With Mishima’s scandalous death, in Vincent’s words, ‘Mishima became the writer that everyone loves to hate’ (Vincent, 2003: 1). Ishiguro and Ōe, express worries over Mishima’s ‘misrepresentation’ of the Japanese for the West. But such embarrassments belie a concern about the desire for recognition of the ‘authentic’ Japanese by the West. These discourses about sexuality, masculinity and authentic ‘Japaneseness’ well reflect Mishima’s strategy to construct his image as the authentic Japanese man, even though all of such discourses invoke questions of ‘realness’ just as they are performed. Why does Mishima’s masculinity and sexuality disquiet so many public figures? In the following discussion, I will analyse his ultra-nationalist political arguments rather than his personality, focusing on the relationships between Japanese politics, masculinity and homoeroticism.
THE EMPEROR AND HOMOEROTICISM IN MISHIMA’S POLITICAL THOUGHTS
In his political essays, Mishima certainly links eroticism to political terrorism for the reconstruction of Japan, especially in his famous political essays The Defense of Culture [Bunka bōei ron] (2006a) and The Manifesto of Anti-revolution [Han-kakumei ron] (2006b), published in 1968 when left-leaning student activists were active and influential in Japanese society. His political thoughts need to be contextualised through key elements: Japan’s historical uniqueness, the emperor, and homoeroticism.
According to Mishima, Japan is a unique country, which has had unusual historical continuity and cultural wholeness since its beginning as a nation. The Japanese, he insisted, must protect such continuities and prevent divisions and schisms in Japan:
Japan is a rare country in the world which is an ethnically homogeneous and unilingual one and our nation, which shares the language, culture and tradition, has kept political unity since the dawn of time. Thus, our cultural continuity is entirely dependent on the inseparability of the people from the state. (Mishima, 2006a: 60)
Such nostalgia for national ‘purity’ is of course a common fantasy of nationalisms. Mishima claimed that the left creates artificial conflicts between people within Japanese society:
Problems of Koreans and ethnic minorities in Japan, the left insists, are deceptive. (…) They already need to claim the problems of human alienation and alienation of ethnic minorities based on a fiction. Then, when they find alienation of one group, they will rush at it and only think to utilize it for a revolution. (Mishima, 2006b: 20-21)

# [JOB A]
In the listing, format as a numbered list the lines between the one holding "table-header: 振幅 <box>504 71 526 85</box>" and the one holding "selection-icons <box>696 39 728 51</box>", inclusive, leaving out blank lines.

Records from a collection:
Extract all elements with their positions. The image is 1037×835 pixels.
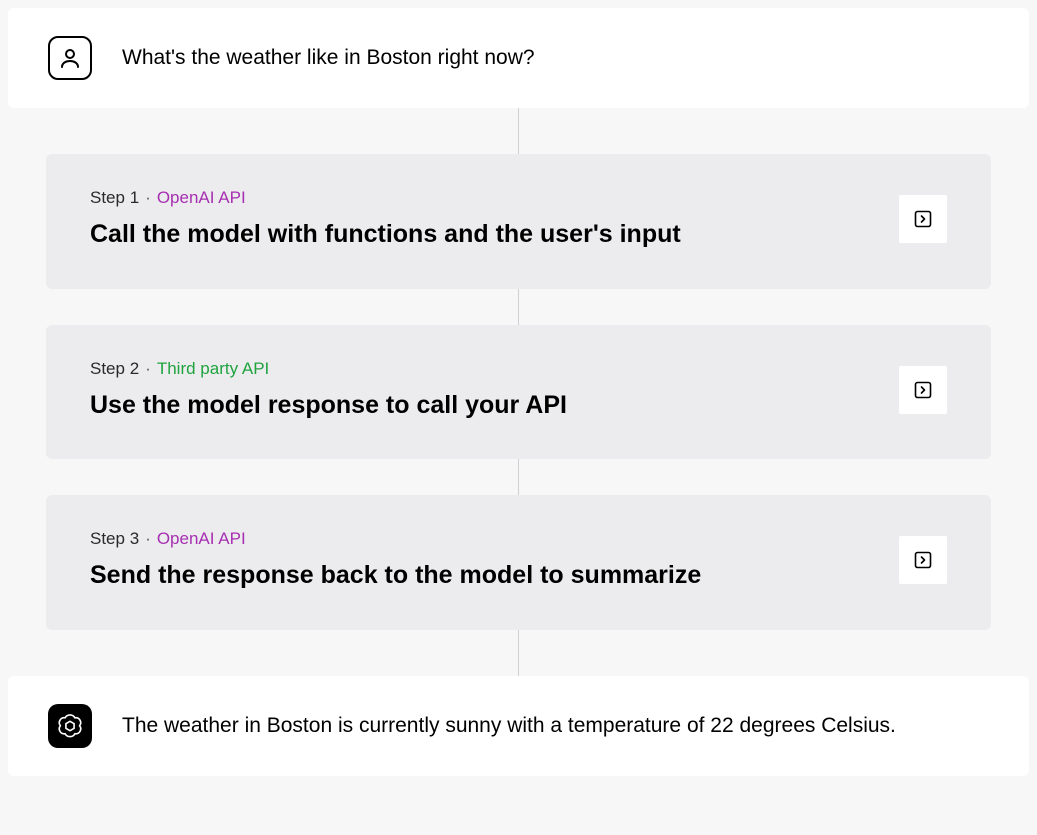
step-card-1[interactable]: Step 1 · OpenAI API Call the model with …: [46, 154, 991, 289]
chevron-right-icon: [913, 209, 933, 229]
step-title: Send the response back to the model to s…: [90, 559, 879, 592]
user-message-text: What's the weather like in Boston right …: [122, 43, 535, 72]
connector: [518, 630, 519, 676]
connector: [518, 459, 519, 495]
user-icon: [48, 36, 92, 80]
step-source-label: Third party API: [157, 359, 269, 379]
step-source-label: OpenAI API: [157, 188, 246, 208]
step-meta: Step 3 · OpenAI API: [90, 529, 879, 549]
step-card-3[interactable]: Step 3 · OpenAI API Send the response ba…: [46, 495, 991, 630]
step-source-label: OpenAI API: [157, 529, 246, 549]
step-card-2[interactable]: Step 2 · Third party API Use the model r…: [46, 325, 991, 460]
connector: [518, 108, 519, 154]
step-title: Use the model response to call your API: [90, 389, 879, 422]
step-number-label: Step 1: [90, 188, 139, 208]
step-content: Step 1 · OpenAI API Call the model with …: [90, 188, 879, 251]
step-meta: Step 2 · Third party API: [90, 359, 879, 379]
separator-dot: ·: [145, 529, 151, 549]
connector: [518, 289, 519, 325]
step-content: Step 3 · OpenAI API Send the response ba…: [90, 529, 879, 592]
expand-button[interactable]: [899, 366, 947, 414]
chevron-right-icon: [913, 550, 933, 570]
ai-response-card: The weather in Boston is currently sunny…: [8, 676, 1029, 776]
step-number-label: Step 2: [90, 359, 139, 379]
user-message-card: What's the weather like in Boston right …: [8, 8, 1029, 108]
expand-button[interactable]: [899, 536, 947, 584]
expand-button[interactable]: [899, 195, 947, 243]
chevron-right-icon: [913, 380, 933, 400]
step-content: Step 2 · Third party API Use the model r…: [90, 359, 879, 422]
diagram-container: What's the weather like in Boston right …: [8, 8, 1029, 827]
separator-dot: ·: [145, 359, 151, 379]
step-meta: Step 1 · OpenAI API: [90, 188, 879, 208]
openai-icon: [48, 704, 92, 748]
step-number-label: Step 3: [90, 529, 139, 549]
ai-response-text: The weather in Boston is currently sunny…: [122, 711, 896, 740]
step-title: Call the model with functions and the us…: [90, 218, 879, 251]
separator-dot: ·: [145, 188, 151, 208]
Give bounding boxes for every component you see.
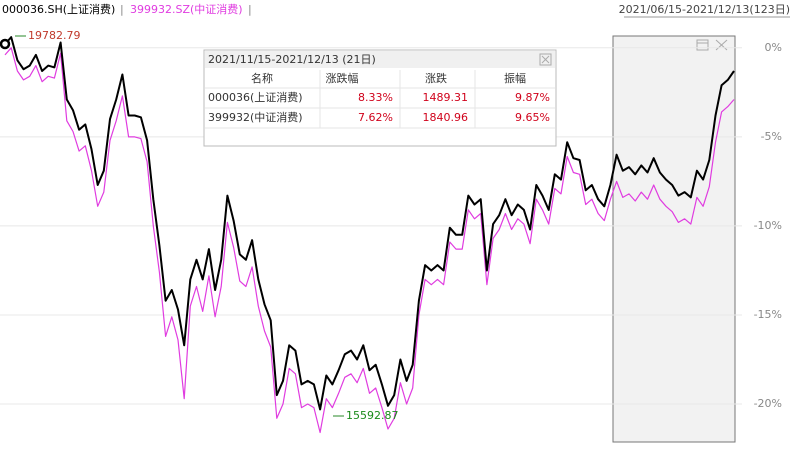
table-header: 振幅 <box>504 71 526 85</box>
close-icon <box>541 55 550 64</box>
lines <box>4 36 735 434</box>
table-cell: 000036(上证消费) <box>208 90 303 104</box>
table-cell: 8.33% <box>358 91 393 104</box>
table-header: 涨跌幅 <box>326 71 359 85</box>
table-cell: 9.65% <box>515 111 550 124</box>
table-cell: 7.62% <box>358 111 393 124</box>
y-tick-label: -5% <box>761 130 782 143</box>
table-cell: 9.87% <box>515 91 550 104</box>
y-tick-label: -10% <box>754 219 782 232</box>
popup-title: 2021/11/15-2021/12/13 (21日) <box>208 53 376 66</box>
selection-box <box>612 35 736 443</box>
table-cell: 399932(中证消费) <box>208 110 303 124</box>
table-header: 涨跌 <box>425 71 447 85</box>
close-button[interactable] <box>539 53 552 66</box>
summary-popup: 2021/11/15-2021/12/13 (21日) 名称 涨跌幅 涨跌 振幅… <box>203 49 557 147</box>
y-tick-label: -20% <box>754 397 782 410</box>
table-cell: 1840.96 <box>423 111 469 124</box>
separator: | <box>248 3 252 16</box>
y-tick-label: -15% <box>754 308 782 321</box>
start-marker <box>0 38 11 50</box>
selection-icons <box>696 39 728 51</box>
header: 000036.SH(上证消费) | 399932.SZ(中证消费) | 2021… <box>2 2 790 18</box>
date-range: 2021/06/15-2021/12/13(123日) <box>619 3 790 16</box>
table-header: 名称 <box>251 71 273 85</box>
series-line <box>4 47 735 434</box>
separator: | <box>120 3 124 16</box>
legend-entry: 399932.SZ(中证消费) <box>130 2 243 16</box>
table-cell: 1489.31 <box>423 91 469 104</box>
max-annotation: 19782.79 <box>28 29 81 42</box>
y-tick-label: 0% <box>765 41 782 54</box>
grid: 0% -5% -10% -15% -20% <box>0 41 782 410</box>
popup-title-bar <box>205 51 555 68</box>
series-line <box>4 36 735 411</box>
legend-entry: 000036.SH(上证消费) <box>2 2 115 16</box>
min-annotation: 15592.87 <box>346 409 399 422</box>
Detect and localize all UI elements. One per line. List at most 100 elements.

# [JOB B]
Summarize the excerpt on Mishima's political thought in two sentences.

# [FINAL ANSWER A]
1. table-header: 振幅 <box>504 71 526 85</box>
2. close-icon <box>541 55 550 64</box>
3. lines <box>4 36 735 434</box>
4. table-cell: 000036(上证消费) <box>208 90 303 104</box>
5. table-cell: 8.33% <box>358 91 393 104</box>
6. table-header: 涨跌幅 <box>326 71 359 85</box>
7. table-cell: 9.65% <box>515 111 550 124</box>
8. table-cell: 7.62% <box>358 111 393 124</box>
9. y-tick-label: -5% <box>761 130 782 143</box>
10. table-cell: 9.87% <box>515 91 550 104</box>
11. y-tick-label: -10% <box>754 219 782 232</box>
12. popup-title: 2021/11/15-2021/12/13 (21日) <box>208 53 376 66</box>
13. selection-box <box>612 35 736 443</box>
14. table-cell: 399932(中证消费) <box>208 110 303 124</box>
15. table-header: 涨跌 <box>425 71 447 85</box>
16. close-button[interactable] <box>539 53 552 66</box>
17. summary-popup: 2021/11/15-2021/12/13 (21日) 名称 涨跌幅 涨跌 振幅… <box>203 49 557 147</box>
18. y-tick-label: -20% <box>754 397 782 410</box>
19. table-cell: 1840.96 <box>423 111 469 124</box>
20. separator: | <box>248 3 252 16</box>
21. y-tick-label: -15% <box>754 308 782 321</box>
22. start-marker <box>0 38 11 50</box>
23. selection-icons <box>696 39 728 51</box>

# [FINAL ANSWER B]
After Mishima's scandalous death he became a writer everyone loves to hate, and the discussion sets out to analyze his ultra-nationalist political arguments, focusing on Japanese politics, masculinity and homoeroticism. His 1968 political essays link eroticism to political terrorism for the reconstruction of Japan, portray Japan as a unique country with historical continuity and cultural wholeness that must be protected from division, and claim that the left creates artificial conflicts within Japanese society.